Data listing
──────────

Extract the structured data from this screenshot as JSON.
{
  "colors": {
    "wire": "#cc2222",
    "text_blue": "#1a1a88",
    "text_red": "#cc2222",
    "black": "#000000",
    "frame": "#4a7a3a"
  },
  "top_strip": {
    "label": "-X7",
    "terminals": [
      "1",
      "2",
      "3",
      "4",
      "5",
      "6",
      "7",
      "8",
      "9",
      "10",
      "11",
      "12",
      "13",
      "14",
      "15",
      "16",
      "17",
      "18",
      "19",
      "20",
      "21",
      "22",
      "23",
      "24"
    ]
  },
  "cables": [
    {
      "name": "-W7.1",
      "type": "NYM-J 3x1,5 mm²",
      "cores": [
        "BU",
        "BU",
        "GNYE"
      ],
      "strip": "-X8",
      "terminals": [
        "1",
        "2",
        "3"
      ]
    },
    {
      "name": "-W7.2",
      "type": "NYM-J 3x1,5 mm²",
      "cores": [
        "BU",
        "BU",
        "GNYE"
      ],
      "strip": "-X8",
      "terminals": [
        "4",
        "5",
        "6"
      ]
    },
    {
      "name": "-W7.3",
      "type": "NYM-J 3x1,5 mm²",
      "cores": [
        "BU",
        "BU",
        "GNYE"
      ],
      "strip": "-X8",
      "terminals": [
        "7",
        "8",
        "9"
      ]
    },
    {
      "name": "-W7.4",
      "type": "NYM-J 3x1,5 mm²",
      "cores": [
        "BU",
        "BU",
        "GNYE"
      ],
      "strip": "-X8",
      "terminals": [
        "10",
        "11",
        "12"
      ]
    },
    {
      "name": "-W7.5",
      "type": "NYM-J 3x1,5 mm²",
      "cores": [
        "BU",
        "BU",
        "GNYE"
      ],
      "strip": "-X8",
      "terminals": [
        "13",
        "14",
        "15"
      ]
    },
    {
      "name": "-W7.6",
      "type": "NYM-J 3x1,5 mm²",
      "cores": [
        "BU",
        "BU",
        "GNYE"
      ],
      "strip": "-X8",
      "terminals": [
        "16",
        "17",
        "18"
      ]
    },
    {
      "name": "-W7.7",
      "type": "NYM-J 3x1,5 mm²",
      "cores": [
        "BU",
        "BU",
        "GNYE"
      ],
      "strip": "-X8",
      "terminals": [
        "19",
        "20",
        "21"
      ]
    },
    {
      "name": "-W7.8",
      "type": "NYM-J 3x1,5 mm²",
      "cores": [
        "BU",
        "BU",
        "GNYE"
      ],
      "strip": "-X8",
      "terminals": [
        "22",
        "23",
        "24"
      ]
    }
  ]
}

──────────

● **Objective**
Output an exact copy of each record.

● **Exercise answer**
Extract the structured data from this screenshot as JSON.
{
  "colors": {
    "wire": "#cc2222",
    "text_blue": "#1a1a88",
    "text_red": "#cc2222",
    "black": "#000000",
    "frame": "#4a7a3a"
  },
  "top_strip": {
    "label": "-X7",
    "terminals": [
      "1",
      "2",
      "3",
      "4",
      "5",
      "6",
      "7",
      "8",
      "9",
      "10",
      "11",
      "12",
      "13",
      "14",
      "15",
      "16",
      "17",
      "18",
      "19",
      "20",
      "21",
      "22",
      "23",
      "24"
    ]
  },
  "cables": [
    {
      "name": "-W7.1",
      "type": "NYM-J 3x1,5 mm²",
      "cores": [
        "BU",
        "BU",
        "GNYE"
      ],
      "strip": "-X8",
      "terminals": [
        "1",
        "2",
        "3"
      ]
    },
    {
      "name": "-W7.2",
      "type": "NYM-J 3x1,5 mm²",
      "cores": [
        "BU",
        "BU",
        "GNYE"
      ],
      "strip": "-X8",
      "terminals": [
        "4",
        "5",
        "6"
      ]
    },
    {
      "name": "-W7.3",
      "type": "NYM-J 3x1,5 mm²",
      "cores": [
        "BU",
        "BU",
        "GNYE"
      ],
      "strip": "-X8",
      "terminals": [
        "7",
        "8",
        "9"
      ]
    },
    {
      "name": "-W7.4",
      "type": "NYM-J 3x1,5 mm²",
      "cores": [
        "BU",
        "BU",
        "GNYE"
      ],
      "strip": "-X8",
      "terminals": [
        "10",
        "11",
        "12"
      ]
    },
    {
      "name": "-W7.5",
      "type": "NYM-J 3x1,5 mm²",
      "cores": [
        "BU",
        "BU",
        "GNYE"
      ],
      "strip": "-X8",
      "terminals": [
        "13",
        "14",
        "15"
      ]
    },
    {
      "name": "-W7.6",
      "type": "NYM-J 3x1,5 mm²",
      "cores": [
        "BU",
        "BU",
        "GNYE"
      ],
      "strip": "-X8",
      "terminals": [
        "16",
        "17",
        "18"
      ]
    },
    {
      "name": "-W7.7",
      "type": "NYM-J 3x1,5 mm²",
      "cores": [
        "BU",
        "BU",
        "GNYE"
      ],
      "strip": "-X8",
      "terminals": [
        "19",
        "20",
        "21"
      ]
    },
    {
      "name": "-W7.8",
      "type": "NYM-J 3x1,5 mm²",
      "cores": [
        "BU",
        "BU",
        "GNYE"
      ],
      "strip": "-X8",
      "terminals": [
        "22",
        "23",
        "24"
      ]
    }
  ]
}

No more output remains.